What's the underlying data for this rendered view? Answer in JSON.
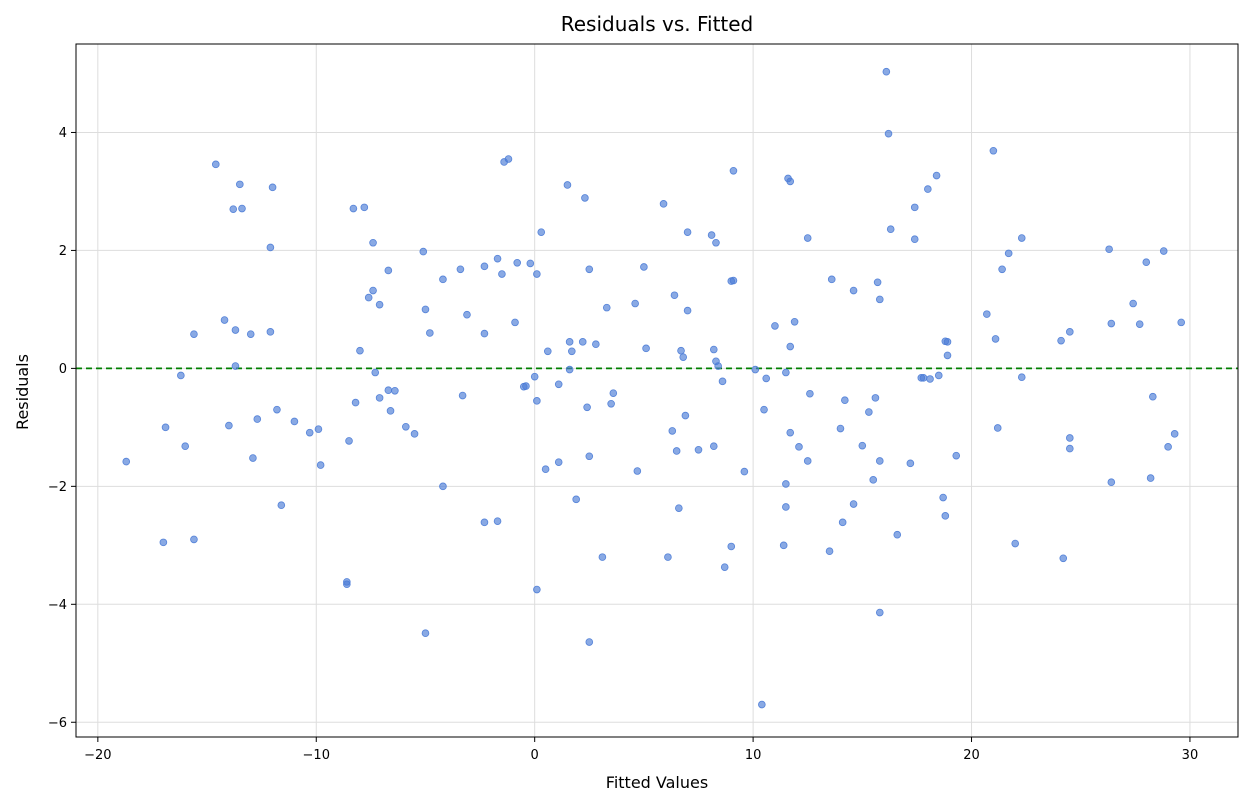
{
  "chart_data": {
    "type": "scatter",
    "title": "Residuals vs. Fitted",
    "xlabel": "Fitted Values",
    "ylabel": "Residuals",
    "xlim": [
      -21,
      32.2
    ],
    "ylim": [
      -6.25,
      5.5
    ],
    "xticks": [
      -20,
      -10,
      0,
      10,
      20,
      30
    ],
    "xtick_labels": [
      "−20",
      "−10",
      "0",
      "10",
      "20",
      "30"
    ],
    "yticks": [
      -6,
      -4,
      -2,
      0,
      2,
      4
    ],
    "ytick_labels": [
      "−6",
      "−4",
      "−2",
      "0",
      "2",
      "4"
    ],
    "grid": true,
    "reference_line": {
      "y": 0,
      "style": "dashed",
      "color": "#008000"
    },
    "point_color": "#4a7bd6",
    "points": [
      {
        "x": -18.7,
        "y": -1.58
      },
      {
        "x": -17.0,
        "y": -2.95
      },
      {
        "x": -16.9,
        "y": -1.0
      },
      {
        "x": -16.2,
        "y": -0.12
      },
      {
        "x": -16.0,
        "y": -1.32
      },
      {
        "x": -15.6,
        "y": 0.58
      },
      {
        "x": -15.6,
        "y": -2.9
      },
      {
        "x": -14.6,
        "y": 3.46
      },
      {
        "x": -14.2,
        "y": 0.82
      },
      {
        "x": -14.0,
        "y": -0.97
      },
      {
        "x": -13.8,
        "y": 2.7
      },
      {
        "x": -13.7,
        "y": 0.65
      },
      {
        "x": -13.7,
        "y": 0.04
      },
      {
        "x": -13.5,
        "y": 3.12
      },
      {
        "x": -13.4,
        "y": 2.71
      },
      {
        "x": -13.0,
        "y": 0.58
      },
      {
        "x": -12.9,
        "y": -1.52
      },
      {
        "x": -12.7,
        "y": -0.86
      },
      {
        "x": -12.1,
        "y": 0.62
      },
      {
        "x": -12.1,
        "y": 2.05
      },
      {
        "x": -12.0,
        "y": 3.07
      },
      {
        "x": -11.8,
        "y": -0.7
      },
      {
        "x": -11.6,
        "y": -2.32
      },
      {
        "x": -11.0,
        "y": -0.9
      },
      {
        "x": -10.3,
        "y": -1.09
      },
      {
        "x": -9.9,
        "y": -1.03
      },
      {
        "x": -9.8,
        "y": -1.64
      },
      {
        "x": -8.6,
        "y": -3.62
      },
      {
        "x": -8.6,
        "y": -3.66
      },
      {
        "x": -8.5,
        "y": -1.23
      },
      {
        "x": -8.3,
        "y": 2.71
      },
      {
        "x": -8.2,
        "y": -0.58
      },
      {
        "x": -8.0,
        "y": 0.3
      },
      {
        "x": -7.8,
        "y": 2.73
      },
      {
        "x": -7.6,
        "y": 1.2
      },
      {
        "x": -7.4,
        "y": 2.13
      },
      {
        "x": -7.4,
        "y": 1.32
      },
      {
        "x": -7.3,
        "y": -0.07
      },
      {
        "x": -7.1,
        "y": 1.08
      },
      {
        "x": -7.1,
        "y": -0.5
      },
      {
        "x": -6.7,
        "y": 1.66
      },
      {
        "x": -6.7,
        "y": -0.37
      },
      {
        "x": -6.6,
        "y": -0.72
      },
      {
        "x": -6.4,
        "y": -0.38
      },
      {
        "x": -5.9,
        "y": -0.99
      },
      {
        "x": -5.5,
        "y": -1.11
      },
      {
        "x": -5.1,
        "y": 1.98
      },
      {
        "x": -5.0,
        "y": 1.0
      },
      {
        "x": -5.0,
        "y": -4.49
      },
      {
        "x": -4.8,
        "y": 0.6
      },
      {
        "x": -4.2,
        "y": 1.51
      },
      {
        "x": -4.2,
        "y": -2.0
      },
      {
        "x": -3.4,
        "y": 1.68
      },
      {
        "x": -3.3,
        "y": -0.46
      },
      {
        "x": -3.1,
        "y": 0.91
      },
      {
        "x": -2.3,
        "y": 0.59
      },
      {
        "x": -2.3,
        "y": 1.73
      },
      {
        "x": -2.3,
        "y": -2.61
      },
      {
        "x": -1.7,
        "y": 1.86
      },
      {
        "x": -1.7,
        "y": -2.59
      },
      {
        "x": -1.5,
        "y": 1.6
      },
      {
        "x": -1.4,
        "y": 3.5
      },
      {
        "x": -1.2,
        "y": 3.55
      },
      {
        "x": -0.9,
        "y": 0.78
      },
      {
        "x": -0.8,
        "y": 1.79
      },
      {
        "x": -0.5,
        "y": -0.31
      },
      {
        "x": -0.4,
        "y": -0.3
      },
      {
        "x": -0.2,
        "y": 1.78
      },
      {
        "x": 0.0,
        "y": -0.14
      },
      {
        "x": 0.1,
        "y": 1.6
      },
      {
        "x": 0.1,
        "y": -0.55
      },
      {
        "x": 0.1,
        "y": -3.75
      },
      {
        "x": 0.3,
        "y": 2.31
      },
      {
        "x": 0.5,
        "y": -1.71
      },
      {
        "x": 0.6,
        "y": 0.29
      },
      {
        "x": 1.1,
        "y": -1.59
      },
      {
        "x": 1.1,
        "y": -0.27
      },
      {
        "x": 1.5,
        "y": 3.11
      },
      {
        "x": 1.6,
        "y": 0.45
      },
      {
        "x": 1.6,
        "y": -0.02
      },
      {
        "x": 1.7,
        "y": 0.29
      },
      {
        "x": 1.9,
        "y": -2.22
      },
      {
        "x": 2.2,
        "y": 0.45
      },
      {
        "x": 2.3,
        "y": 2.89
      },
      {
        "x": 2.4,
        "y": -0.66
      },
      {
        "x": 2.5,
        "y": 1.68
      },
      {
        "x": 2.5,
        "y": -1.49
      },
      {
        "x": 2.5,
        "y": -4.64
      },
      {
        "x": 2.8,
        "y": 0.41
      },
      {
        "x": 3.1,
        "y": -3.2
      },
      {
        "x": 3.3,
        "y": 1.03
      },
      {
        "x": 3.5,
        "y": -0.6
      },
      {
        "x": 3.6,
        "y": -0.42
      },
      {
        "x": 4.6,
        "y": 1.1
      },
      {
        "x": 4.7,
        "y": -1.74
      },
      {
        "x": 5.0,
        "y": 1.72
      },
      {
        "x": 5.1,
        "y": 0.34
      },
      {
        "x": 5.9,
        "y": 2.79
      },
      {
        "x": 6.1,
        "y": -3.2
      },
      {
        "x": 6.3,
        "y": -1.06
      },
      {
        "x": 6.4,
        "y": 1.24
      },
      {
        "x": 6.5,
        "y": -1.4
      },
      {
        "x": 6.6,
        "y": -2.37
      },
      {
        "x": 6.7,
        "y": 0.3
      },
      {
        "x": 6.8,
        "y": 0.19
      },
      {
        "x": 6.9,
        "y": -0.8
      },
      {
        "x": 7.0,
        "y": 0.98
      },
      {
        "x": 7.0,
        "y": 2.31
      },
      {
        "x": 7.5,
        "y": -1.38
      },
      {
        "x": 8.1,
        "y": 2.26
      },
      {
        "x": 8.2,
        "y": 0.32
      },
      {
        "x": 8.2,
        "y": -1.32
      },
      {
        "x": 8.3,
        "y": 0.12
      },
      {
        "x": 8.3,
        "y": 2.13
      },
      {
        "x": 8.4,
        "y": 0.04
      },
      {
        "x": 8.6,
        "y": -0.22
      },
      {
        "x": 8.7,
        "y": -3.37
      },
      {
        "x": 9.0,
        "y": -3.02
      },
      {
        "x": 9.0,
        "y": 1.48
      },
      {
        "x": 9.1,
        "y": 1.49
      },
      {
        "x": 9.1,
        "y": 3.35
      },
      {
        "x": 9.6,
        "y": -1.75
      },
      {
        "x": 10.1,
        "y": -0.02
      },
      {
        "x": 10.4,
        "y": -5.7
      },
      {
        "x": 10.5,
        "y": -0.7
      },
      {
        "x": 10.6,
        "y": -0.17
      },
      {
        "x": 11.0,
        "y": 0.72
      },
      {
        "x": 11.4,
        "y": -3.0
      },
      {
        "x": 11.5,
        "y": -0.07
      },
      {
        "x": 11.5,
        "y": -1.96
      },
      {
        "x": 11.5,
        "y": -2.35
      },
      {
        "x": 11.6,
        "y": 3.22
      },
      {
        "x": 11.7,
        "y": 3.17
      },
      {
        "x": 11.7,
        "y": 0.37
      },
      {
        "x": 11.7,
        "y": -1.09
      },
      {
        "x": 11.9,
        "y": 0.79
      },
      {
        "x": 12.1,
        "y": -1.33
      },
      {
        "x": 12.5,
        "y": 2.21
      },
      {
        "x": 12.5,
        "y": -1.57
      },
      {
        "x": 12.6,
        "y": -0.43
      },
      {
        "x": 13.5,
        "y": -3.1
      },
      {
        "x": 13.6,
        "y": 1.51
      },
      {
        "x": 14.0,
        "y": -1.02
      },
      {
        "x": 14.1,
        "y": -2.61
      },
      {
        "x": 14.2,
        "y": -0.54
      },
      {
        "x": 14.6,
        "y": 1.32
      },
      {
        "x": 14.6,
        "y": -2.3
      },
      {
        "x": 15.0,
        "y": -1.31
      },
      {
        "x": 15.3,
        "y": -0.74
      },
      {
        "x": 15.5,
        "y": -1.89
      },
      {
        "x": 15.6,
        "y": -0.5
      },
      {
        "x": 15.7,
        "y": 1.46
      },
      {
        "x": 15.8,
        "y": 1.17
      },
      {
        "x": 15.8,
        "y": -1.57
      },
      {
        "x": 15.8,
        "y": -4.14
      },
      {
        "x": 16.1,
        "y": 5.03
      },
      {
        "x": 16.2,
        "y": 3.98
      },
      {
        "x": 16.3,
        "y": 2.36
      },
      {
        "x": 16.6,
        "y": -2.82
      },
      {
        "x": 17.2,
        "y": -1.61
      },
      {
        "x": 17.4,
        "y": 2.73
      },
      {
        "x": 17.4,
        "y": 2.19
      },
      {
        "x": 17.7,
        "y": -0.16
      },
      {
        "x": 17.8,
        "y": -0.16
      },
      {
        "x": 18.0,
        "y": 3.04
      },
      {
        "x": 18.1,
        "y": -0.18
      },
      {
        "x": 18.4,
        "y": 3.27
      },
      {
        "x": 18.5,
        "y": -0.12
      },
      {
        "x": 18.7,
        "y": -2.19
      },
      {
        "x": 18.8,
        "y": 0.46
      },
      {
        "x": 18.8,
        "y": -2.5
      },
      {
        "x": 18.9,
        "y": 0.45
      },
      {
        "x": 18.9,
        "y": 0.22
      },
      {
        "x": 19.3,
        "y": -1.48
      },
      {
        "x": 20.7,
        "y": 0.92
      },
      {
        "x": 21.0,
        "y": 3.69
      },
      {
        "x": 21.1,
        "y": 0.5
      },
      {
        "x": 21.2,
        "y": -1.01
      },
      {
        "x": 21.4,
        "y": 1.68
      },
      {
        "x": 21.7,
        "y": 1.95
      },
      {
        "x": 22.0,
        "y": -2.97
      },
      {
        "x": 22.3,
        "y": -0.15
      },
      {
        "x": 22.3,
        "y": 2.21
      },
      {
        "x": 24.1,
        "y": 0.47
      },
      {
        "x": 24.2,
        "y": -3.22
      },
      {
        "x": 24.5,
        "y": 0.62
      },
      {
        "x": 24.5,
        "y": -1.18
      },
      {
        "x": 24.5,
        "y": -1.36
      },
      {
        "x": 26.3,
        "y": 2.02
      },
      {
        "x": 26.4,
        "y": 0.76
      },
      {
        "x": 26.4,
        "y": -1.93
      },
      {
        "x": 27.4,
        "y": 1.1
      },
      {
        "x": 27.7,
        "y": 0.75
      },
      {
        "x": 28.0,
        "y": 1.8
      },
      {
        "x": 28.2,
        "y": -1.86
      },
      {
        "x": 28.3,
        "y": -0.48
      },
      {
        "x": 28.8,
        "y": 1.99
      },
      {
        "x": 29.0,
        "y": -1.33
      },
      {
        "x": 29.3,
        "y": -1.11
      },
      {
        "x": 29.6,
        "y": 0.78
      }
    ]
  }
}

▶ _TASK PROMPT_
Whichever lines contain the string "Residuals", select and copy them.

▶ _CORRECT ANSWER_
    "title": "Residuals vs. Fitted",
    "ylabel": "Residuals",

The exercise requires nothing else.